■ **EXERCISE**
Every line below is to be copied exactly, with the pictures left out.

■ **DATA SHOWN**
= = = =
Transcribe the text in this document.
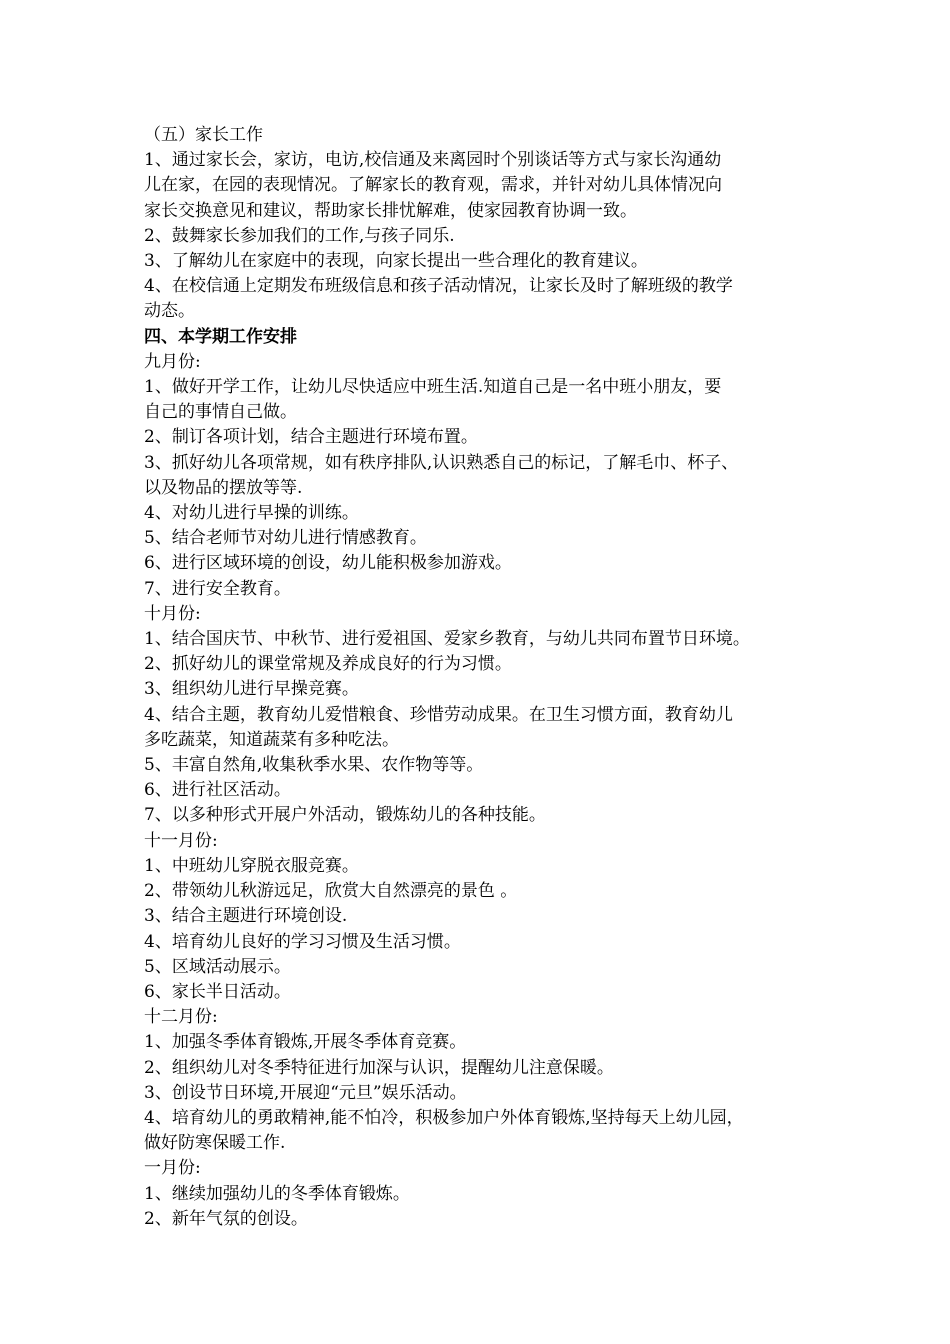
（五）家长工作
1、通过家长会，家访，电访,校信通及来离园时个别谈话等方式与家长沟通幼
儿在家，在园的表现情况。了解家长的教育观，需求，并针对幼儿具体情况向
家长交换意见和建议，帮助家长排忧解难，使家园教育协调一致。
2、鼓舞家长参加我们的工作,与孩子同乐.
3、了解幼儿在家庭中的表现，向家长提出一些合理化的教育建议。
4、在校信通上定期发布班级信息和孩子活动情况，让家长及时了解班级的教学
动态。
四、本学期工作安排
九月份:
1、做好开学工作，让幼儿尽快适应中班生活.知道自己是一名中班小朋友，要
自己的事情自己做。
2、制订各项计划，结合主题进行环境布置。
3、抓好幼儿各项常规，如有秩序排队,认识熟悉自己的标记，了解毛巾、杯子、
以及物品的摆放等等.
4、对幼儿进行早操的训练。
5、结合老师节对幼儿进行情感教育。
6、进行区域环境的创设，幼儿能积极参加游戏。
7、进行安全教育。
十月份:
1、结合国庆节、中秋节、进行爱祖国、爱家乡教育，与幼儿共同布置节日环境。
2、抓好幼儿的课堂常规及养成良好的行为习惯。
3、组织幼儿进行早操竞赛。
4、结合主题，教育幼儿爱惜粮食、珍惜劳动成果。在卫生习惯方面，教育幼儿
多吃蔬菜，知道蔬菜有多种吃法。
5、丰富自然角,收集秋季水果、农作物等等。
6、进行社区活动。
7、以多种形式开展户外活动，锻炼幼儿的各种技能。
十一月份:
1、中班幼儿穿脱衣服竞赛。
2、带领幼儿秋游远足，欣赏大自然漂亮的景色 。
3、结合主题进行环境创设.
4、培育幼儿良好的学习习惯及生活习惯。
5、区域活动展示。
6、家长半日活动。
十二月份:
1、加强冬季体育锻炼,开展冬季体育竞赛。
2、组织幼儿对冬季特征进行加深与认识，提醒幼儿注意保暖。
3、创设节日环境,开展迎“元旦”娱乐活动。
4、培育幼儿的勇敢精神,能不怕冷，积极参加户外体育锻炼,坚持每天上幼儿园，
做好防寒保暖工作.
一月份:
1、继续加强幼儿的冬季体育锻炼。
2、新年气氛的创设。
= = = =
■ **EXPECTED ANSWER**
Transcribe the text in this document.
（五）家长工作
1、通过家长会，家访，电访,校信通及来离园时个别谈话等方式与家长沟通幼
儿在家，在园的表现情况。了解家长的教育观，需求，并针对幼儿具体情况向
家长交换意见和建议，帮助家长排忧解难，使家园教育协调一致。
2、鼓舞家长参加我们的工作,与孩子同乐.
3、了解幼儿在家庭中的表现，向家长提出一些合理化的教育建议。
4、在校信通上定期发布班级信息和孩子活动情况，让家长及时了解班级的教学
动态。
四、本学期工作安排
九月份:
1、做好开学工作，让幼儿尽快适应中班生活.知道自己是一名中班小朋友，要
自己的事情自己做。
2、制订各项计划，结合主题进行环境布置。
3、抓好幼儿各项常规，如有秩序排队,认识熟悉自己的标记，了解毛巾、杯子、
以及物品的摆放等等.
4、对幼儿进行早操的训练。
5、结合老师节对幼儿进行情感教育。
6、进行区域环境的创设，幼儿能积极参加游戏。
7、进行安全教育。
十月份:
1、结合国庆节、中秋节、进行爱祖国、爱家乡教育，与幼儿共同布置节日环境。
2、抓好幼儿的课堂常规及养成良好的行为习惯。
3、组织幼儿进行早操竞赛。
4、结合主题，教育幼儿爱惜粮食、珍惜劳动成果。在卫生习惯方面，教育幼儿
多吃蔬菜，知道蔬菜有多种吃法。
5、丰富自然角,收集秋季水果、农作物等等。
6、进行社区活动。
7、以多种形式开展户外活动，锻炼幼儿的各种技能。
十一月份:
1、中班幼儿穿脱衣服竞赛。
2、带领幼儿秋游远足，欣赏大自然漂亮的景色 。
3、结合主题进行环境创设.
4、培育幼儿良好的学习习惯及生活习惯。
5、区域活动展示。
6、家长半日活动。
十二月份:
1、加强冬季体育锻炼,开展冬季体育竞赛。
2、组织幼儿对冬季特征进行加深与认识，提醒幼儿注意保暖。
3、创设节日环境,开展迎“元旦”娱乐活动。
4、培育幼儿的勇敢精神,能不怕冷，积极参加户外体育锻炼,坚持每天上幼儿园，
做好防寒保暖工作.
一月份:
1、继续加强幼儿的冬季体育锻炼。
2、新年气氛的创设。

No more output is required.